● **Data supplied**

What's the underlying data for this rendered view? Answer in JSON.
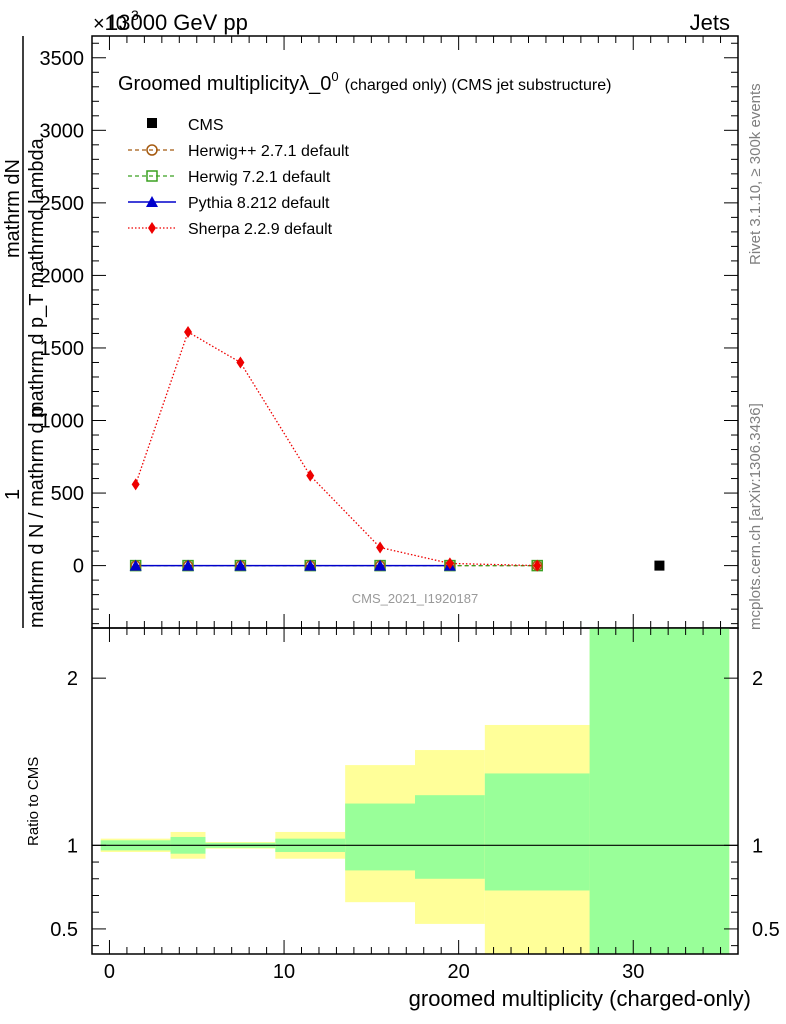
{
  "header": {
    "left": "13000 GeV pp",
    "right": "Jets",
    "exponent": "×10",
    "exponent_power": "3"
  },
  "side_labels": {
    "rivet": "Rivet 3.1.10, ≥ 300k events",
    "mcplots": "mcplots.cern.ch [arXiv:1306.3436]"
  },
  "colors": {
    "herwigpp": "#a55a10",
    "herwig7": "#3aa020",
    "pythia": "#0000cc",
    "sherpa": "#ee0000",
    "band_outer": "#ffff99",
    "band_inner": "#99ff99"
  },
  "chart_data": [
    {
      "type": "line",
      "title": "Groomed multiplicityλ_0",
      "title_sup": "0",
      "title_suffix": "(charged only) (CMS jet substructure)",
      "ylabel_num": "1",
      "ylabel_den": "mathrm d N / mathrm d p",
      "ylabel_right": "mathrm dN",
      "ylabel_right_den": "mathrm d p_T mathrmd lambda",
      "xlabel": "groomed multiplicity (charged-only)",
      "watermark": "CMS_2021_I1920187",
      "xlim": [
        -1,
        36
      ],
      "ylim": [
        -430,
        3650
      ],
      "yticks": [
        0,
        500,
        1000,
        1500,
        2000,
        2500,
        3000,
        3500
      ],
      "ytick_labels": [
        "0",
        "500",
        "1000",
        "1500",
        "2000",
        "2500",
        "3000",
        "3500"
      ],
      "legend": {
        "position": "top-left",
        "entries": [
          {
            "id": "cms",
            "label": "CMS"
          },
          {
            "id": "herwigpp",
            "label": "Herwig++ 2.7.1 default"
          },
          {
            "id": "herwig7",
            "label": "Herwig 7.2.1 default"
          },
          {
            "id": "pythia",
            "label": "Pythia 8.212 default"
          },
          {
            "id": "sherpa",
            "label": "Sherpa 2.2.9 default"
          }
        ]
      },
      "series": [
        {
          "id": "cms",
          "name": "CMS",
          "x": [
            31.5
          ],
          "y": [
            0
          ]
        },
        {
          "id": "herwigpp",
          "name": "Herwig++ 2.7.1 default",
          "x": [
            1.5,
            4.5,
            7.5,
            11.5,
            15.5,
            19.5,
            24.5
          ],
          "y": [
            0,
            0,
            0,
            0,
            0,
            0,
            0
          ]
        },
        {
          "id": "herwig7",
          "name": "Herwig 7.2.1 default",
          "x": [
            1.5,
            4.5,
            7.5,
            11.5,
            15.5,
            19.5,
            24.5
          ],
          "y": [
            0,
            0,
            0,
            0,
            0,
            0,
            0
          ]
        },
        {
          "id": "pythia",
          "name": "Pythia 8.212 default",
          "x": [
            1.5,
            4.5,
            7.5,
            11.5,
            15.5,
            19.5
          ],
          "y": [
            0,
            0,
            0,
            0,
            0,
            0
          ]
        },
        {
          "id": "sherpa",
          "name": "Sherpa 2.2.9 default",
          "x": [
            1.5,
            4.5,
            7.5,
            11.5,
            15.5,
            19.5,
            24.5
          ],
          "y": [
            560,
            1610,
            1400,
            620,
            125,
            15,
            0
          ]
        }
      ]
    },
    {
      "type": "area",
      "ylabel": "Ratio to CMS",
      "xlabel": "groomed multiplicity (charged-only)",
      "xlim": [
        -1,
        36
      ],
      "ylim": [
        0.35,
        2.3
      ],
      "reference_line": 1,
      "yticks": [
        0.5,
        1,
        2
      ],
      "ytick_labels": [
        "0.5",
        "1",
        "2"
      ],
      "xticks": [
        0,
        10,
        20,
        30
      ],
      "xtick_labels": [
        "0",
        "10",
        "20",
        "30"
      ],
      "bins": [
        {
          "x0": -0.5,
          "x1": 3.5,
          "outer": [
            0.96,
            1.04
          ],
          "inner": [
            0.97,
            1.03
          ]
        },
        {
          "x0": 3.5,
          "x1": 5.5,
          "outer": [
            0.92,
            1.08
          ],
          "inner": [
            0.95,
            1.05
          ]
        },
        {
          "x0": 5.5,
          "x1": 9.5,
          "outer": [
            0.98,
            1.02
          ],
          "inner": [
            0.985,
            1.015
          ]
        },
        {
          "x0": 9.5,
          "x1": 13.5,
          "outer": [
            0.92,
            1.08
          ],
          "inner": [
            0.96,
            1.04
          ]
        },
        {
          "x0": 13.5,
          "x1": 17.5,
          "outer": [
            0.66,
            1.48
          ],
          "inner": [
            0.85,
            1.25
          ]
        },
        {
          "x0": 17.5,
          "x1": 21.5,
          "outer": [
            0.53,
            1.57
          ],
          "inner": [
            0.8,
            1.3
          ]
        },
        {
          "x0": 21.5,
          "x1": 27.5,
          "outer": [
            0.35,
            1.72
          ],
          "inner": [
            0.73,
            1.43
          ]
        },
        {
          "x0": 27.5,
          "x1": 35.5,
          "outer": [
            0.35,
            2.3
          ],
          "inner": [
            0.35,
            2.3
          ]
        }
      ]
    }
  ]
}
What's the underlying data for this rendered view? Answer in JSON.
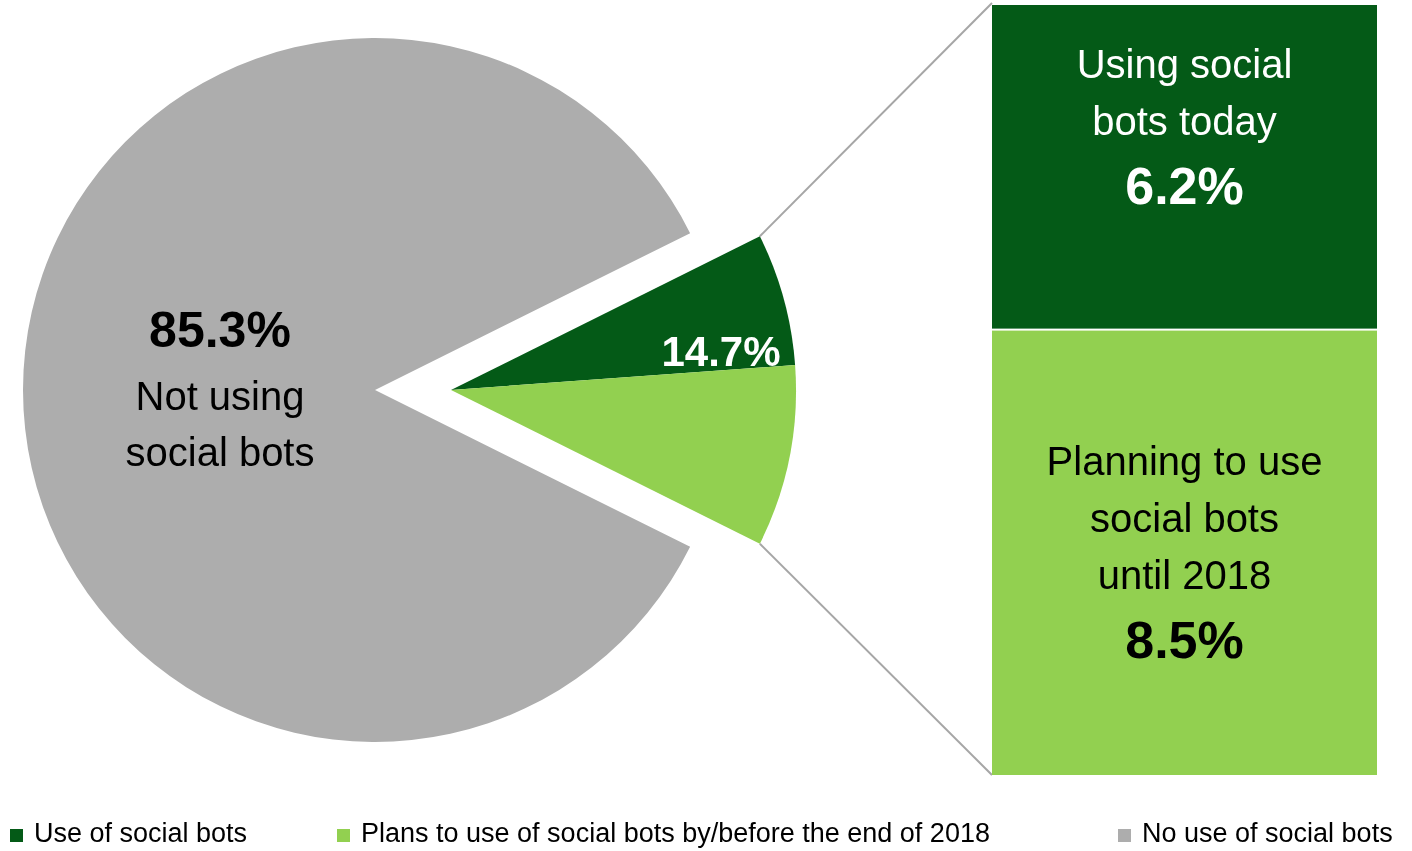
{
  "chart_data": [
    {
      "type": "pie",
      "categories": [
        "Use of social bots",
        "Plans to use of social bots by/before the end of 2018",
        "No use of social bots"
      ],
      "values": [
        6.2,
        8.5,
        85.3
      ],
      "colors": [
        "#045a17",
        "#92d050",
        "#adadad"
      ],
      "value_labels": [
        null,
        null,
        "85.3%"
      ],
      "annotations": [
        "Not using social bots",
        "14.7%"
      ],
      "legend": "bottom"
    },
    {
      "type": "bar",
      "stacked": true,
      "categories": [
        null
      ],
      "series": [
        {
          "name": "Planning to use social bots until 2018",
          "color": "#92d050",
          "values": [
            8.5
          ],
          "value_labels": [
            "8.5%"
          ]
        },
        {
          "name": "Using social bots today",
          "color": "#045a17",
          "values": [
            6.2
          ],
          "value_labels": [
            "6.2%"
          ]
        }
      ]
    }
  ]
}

● **Directive**
Drop the images and repeat the data exactly.

● **Response to the task**
What's the underlying data for this rendered view? Answer in JSON.
{
  "header": {
    "left": "13000 GeV pp",
    "right": "Jets",
    "exponent": "×10",
    "exponent_power": "3"
  },
  "side_labels": {
    "rivet": "Rivet 3.1.10, ≥ 300k events",
    "mcplots": "mcplots.cern.ch [arXiv:1306.3436]"
  },
  "colors": {
    "herwigpp": "#a55a10",
    "herwig7": "#3aa020",
    "pythia": "#0000cc",
    "sherpa": "#ee0000",
    "band_outer": "#ffff99",
    "band_inner": "#99ff99"
  },
  "chart_data": [
    {
      "type": "line",
      "title": "Groomed multiplicityλ_0",
      "title_sup": "0",
      "title_suffix": "(charged only) (CMS jet substructure)",
      "ylabel_num": "1",
      "ylabel_den": "mathrm d N / mathrm d p",
      "ylabel_right": "mathrm dN",
      "ylabel_right_den": "mathrm d p_T mathrmd lambda",
      "xlabel": "groomed multiplicity (charged-only)",
      "watermark": "CMS_2021_I1920187",
      "xlim": [
        -1,
        36
      ],
      "ylim": [
        -430,
        3650
      ],
      "yticks": [
        0,
        500,
        1000,
        1500,
        2000,
        2500,
        3000,
        3500
      ],
      "ytick_labels": [
        "0",
        "500",
        "1000",
        "1500",
        "2000",
        "2500",
        "3000",
        "3500"
      ],
      "legend": {
        "position": "top-left",
        "entries": [
          {
            "id": "cms",
            "label": "CMS"
          },
          {
            "id": "herwigpp",
            "label": "Herwig++ 2.7.1 default"
          },
          {
            "id": "herwig7",
            "label": "Herwig 7.2.1 default"
          },
          {
            "id": "pythia",
            "label": "Pythia 8.212 default"
          },
          {
            "id": "sherpa",
            "label": "Sherpa 2.2.9 default"
          }
        ]
      },
      "series": [
        {
          "id": "cms",
          "name": "CMS",
          "x": [
            31.5
          ],
          "y": [
            0
          ]
        },
        {
          "id": "herwigpp",
          "name": "Herwig++ 2.7.1 default",
          "x": [
            1.5,
            4.5,
            7.5,
            11.5,
            15.5,
            19.5,
            24.5
          ],
          "y": [
            0,
            0,
            0,
            0,
            0,
            0,
            0
          ]
        },
        {
          "id": "herwig7",
          "name": "Herwig 7.2.1 default",
          "x": [
            1.5,
            4.5,
            7.5,
            11.5,
            15.5,
            19.5,
            24.5
          ],
          "y": [
            0,
            0,
            0,
            0,
            0,
            0,
            0
          ]
        },
        {
          "id": "pythia",
          "name": "Pythia 8.212 default",
          "x": [
            1.5,
            4.5,
            7.5,
            11.5,
            15.5,
            19.5
          ],
          "y": [
            0,
            0,
            0,
            0,
            0,
            0
          ]
        },
        {
          "id": "sherpa",
          "name": "Sherpa 2.2.9 default",
          "x": [
            1.5,
            4.5,
            7.5,
            11.5,
            15.5,
            19.5,
            24.5
          ],
          "y": [
            560,
            1610,
            1400,
            620,
            125,
            15,
            0
          ]
        }
      ]
    },
    {
      "type": "area",
      "ylabel": "Ratio to CMS",
      "xlabel": "groomed multiplicity (charged-only)",
      "xlim": [
        -1,
        36
      ],
      "ylim": [
        0.35,
        2.3
      ],
      "reference_line": 1,
      "yticks": [
        0.5,
        1,
        2
      ],
      "ytick_labels": [
        "0.5",
        "1",
        "2"
      ],
      "xticks": [
        0,
        10,
        20,
        30
      ],
      "xtick_labels": [
        "0",
        "10",
        "20",
        "30"
      ],
      "bins": [
        {
          "x0": -0.5,
          "x1": 3.5,
          "outer": [
            0.96,
            1.04
          ],
          "inner": [
            0.97,
            1.03
          ]
        },
        {
          "x0": 3.5,
          "x1": 5.5,
          "outer": [
            0.92,
            1.08
          ],
          "inner": [
            0.95,
            1.05
          ]
        },
        {
          "x0": 5.5,
          "x1": 9.5,
          "outer": [
            0.98,
            1.02
          ],
          "inner": [
            0.985,
            1.015
          ]
        },
        {
          "x0": 9.5,
          "x1": 13.5,
          "outer": [
            0.92,
            1.08
          ],
          "inner": [
            0.96,
            1.04
          ]
        },
        {
          "x0": 13.5,
          "x1": 17.5,
          "outer": [
            0.66,
            1.48
          ],
          "inner": [
            0.85,
            1.25
          ]
        },
        {
          "x0": 17.5,
          "x1": 21.5,
          "outer": [
            0.53,
            1.57
          ],
          "inner": [
            0.8,
            1.3
          ]
        },
        {
          "x0": 21.5,
          "x1": 27.5,
          "outer": [
            0.35,
            1.72
          ],
          "inner": [
            0.73,
            1.43
          ]
        },
        {
          "x0": 27.5,
          "x1": 35.5,
          "outer": [
            0.35,
            2.3
          ],
          "inner": [
            0.35,
            2.3
          ]
        }
      ]
    }
  ]
}
What's the underlying data for this rendered view? Answer in JSON.
{
  "chart_data": [
    {
      "type": "pie",
      "categories": [
        "Use of social bots",
        "Plans to use of social bots by/before the end of 2018",
        "No use of social bots"
      ],
      "values": [
        6.2,
        8.5,
        85.3
      ],
      "colors": [
        "#045a17",
        "#92d050",
        "#adadad"
      ],
      "value_labels": [
        null,
        null,
        "85.3%"
      ],
      "annotations": [
        "Not using social bots",
        "14.7%"
      ],
      "legend": "bottom"
    },
    {
      "type": "bar",
      "stacked": true,
      "categories": [
        null
      ],
      "series": [
        {
          "name": "Planning to use social bots until 2018",
          "color": "#92d050",
          "values": [
            8.5
          ],
          "value_labels": [
            "8.5%"
          ]
        },
        {
          "name": "Using social bots today",
          "color": "#045a17",
          "values": [
            6.2
          ],
          "value_labels": [
            "6.2%"
          ]
        }
      ]
    }
  ]
}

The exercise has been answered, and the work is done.